[REQUIRED WORK]
Pull out every line with the word "negative" from the entries below.

[SUPPLIED ENTRIES]
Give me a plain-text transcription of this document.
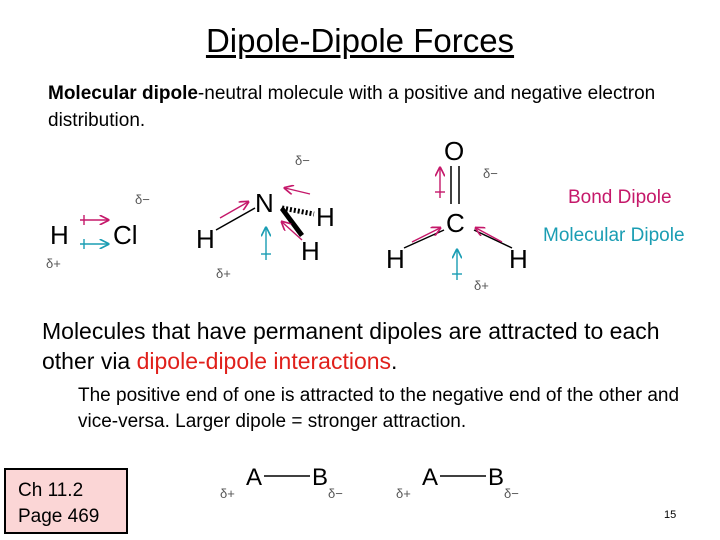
Dipole-Dipole Forces
Molecular dipole-neutral molecule with a positive and negative electron distribution.
δ−
H Cl
δ+
δ−
N H
H	H
δ+
O
δ−
C
H	H
δ+
Bond Dipole
Molecular Dipole
Molecules that have permanent dipoles are attracted to each other via dipole-dipole interactions.
The positive end of one is attracted to the negative end of the other and vice-versa. Larger dipole = stronger attraction.
δ+
A B
δ−	δ+
A B
δ−
Ch 11.2
Page 469	15
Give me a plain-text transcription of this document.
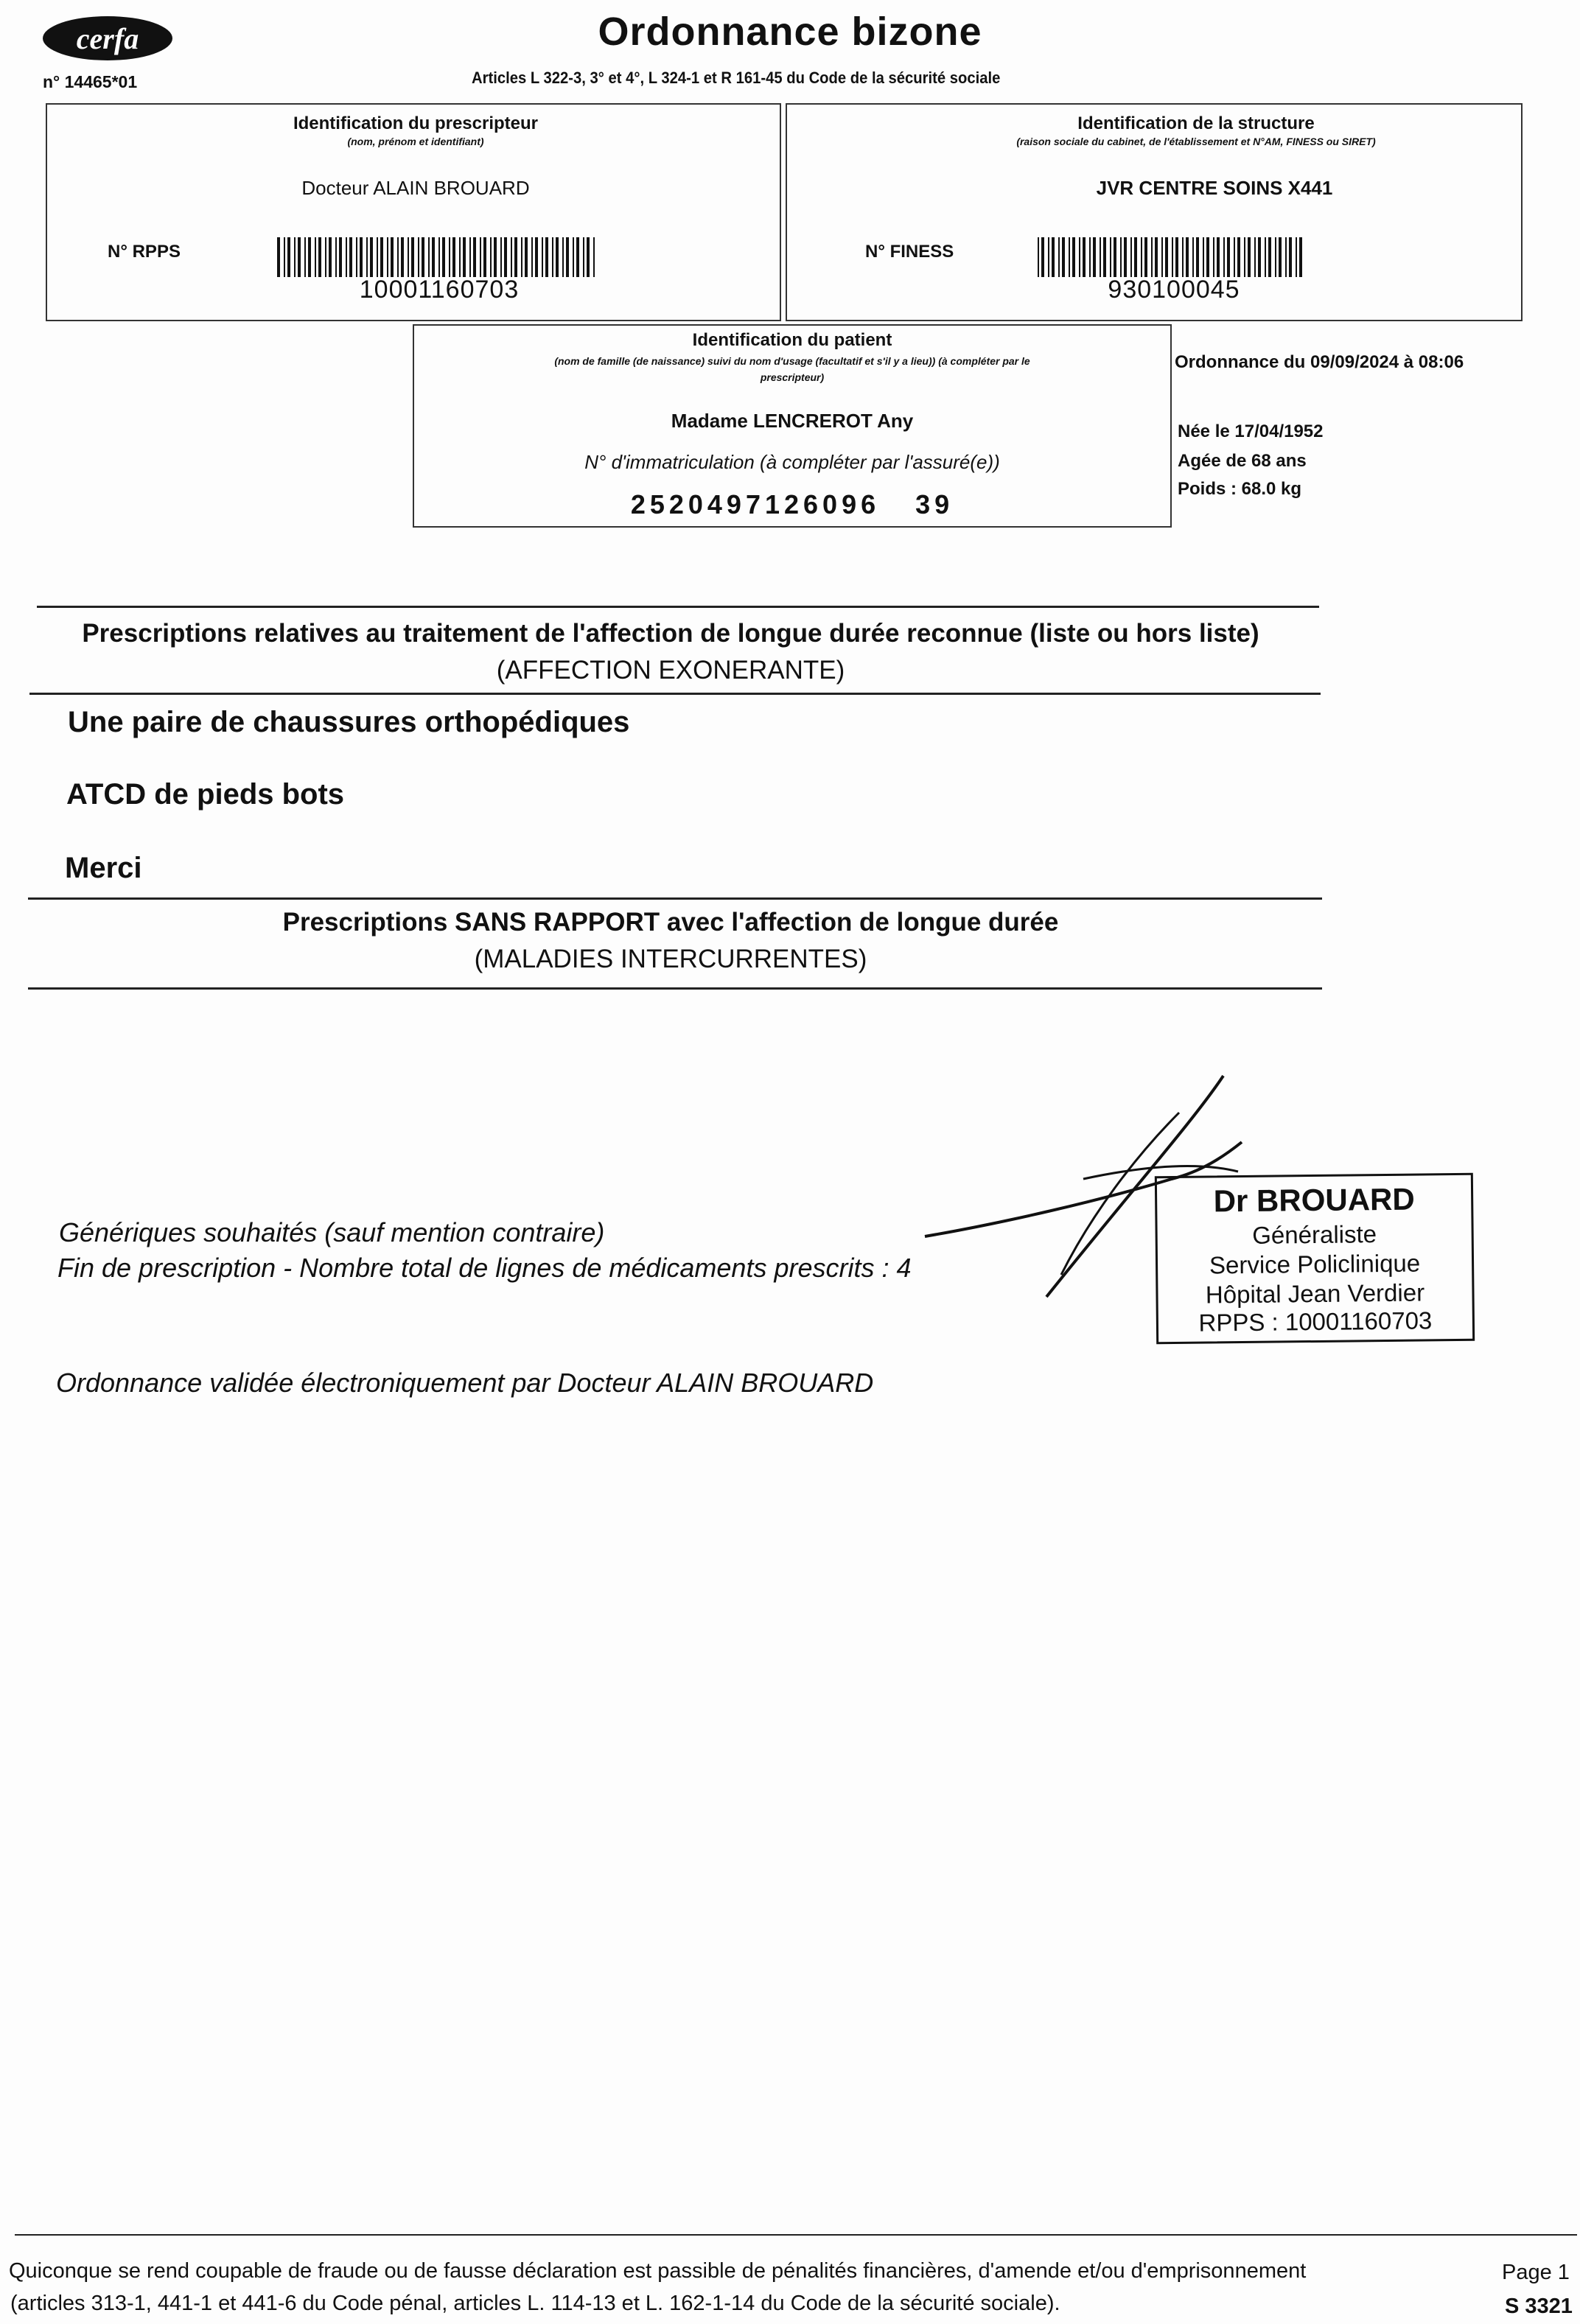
cerfa
n° 14465*01
Ordonnance bizone
Articles L 322-3, 3° et 4°, L 324-1 et R 161-45 du Code de la sécurité sociale
Identification du prescripteur
(nom, prénom et identifiant)
Docteur ALAIN BROUARD
N° RPPS
10001160703
Identification de la structure
(raison sociale du cabinet, de l'établissement et N°AM, FINESS ou SIRET)
JVR CENTRE SOINS X441
N° FINESS
930100045
Identification du patient
(nom de famille (de naissance) suivi du nom d'usage (facultatif et s'il y a lieu)) (à compléter par le
prescripteur)
Madame LENCREROT Any
N° d'immatriculation (à compléter par l'assuré(e))
2520497126096   39
Ordonnance du 09/09/2024 à 08:06
Née le 17/04/1952
Agée de 68 ans
Poids : 68.0 kg
Prescriptions relatives au traitement de l'affection de longue durée reconnue (liste ou hors liste)
(AFFECTION EXONERANTE)
Une paire de chaussures orthopédiques
ATCD de pieds bots
Merci
Prescriptions SANS RAPPORT avec l'affection de longue durée
(MALADIES INTERCURRENTES)
Génériques souhaités (sauf mention contraire)
Fin de prescription - Nombre total de lignes de médicaments prescrits : 4
Ordonnance validée électroniquement par Docteur ALAIN BROUARD
Dr BROUARD
Généraliste
Service Policlinique
Hôpital Jean Verdier
RPPS : 10001160703
Quiconque se rend coupable de fraude ou de fausse déclaration est passible de pénalités financières, d'amende et/ou d'emprisonnement
(articles 313-1, 441-1 et 441-6 du Code pénal, articles L. 114-13 et L. 162-1-14 du Code de la sécurité sociale).
Page 1
S 3321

[TASK ANSWER]
Molecular dipole-neutral molecule with a positive and negative electron distribution.
The positive end of one is attracted to the negative end of the other and vice-versa. Larger dipole = stronger attraction.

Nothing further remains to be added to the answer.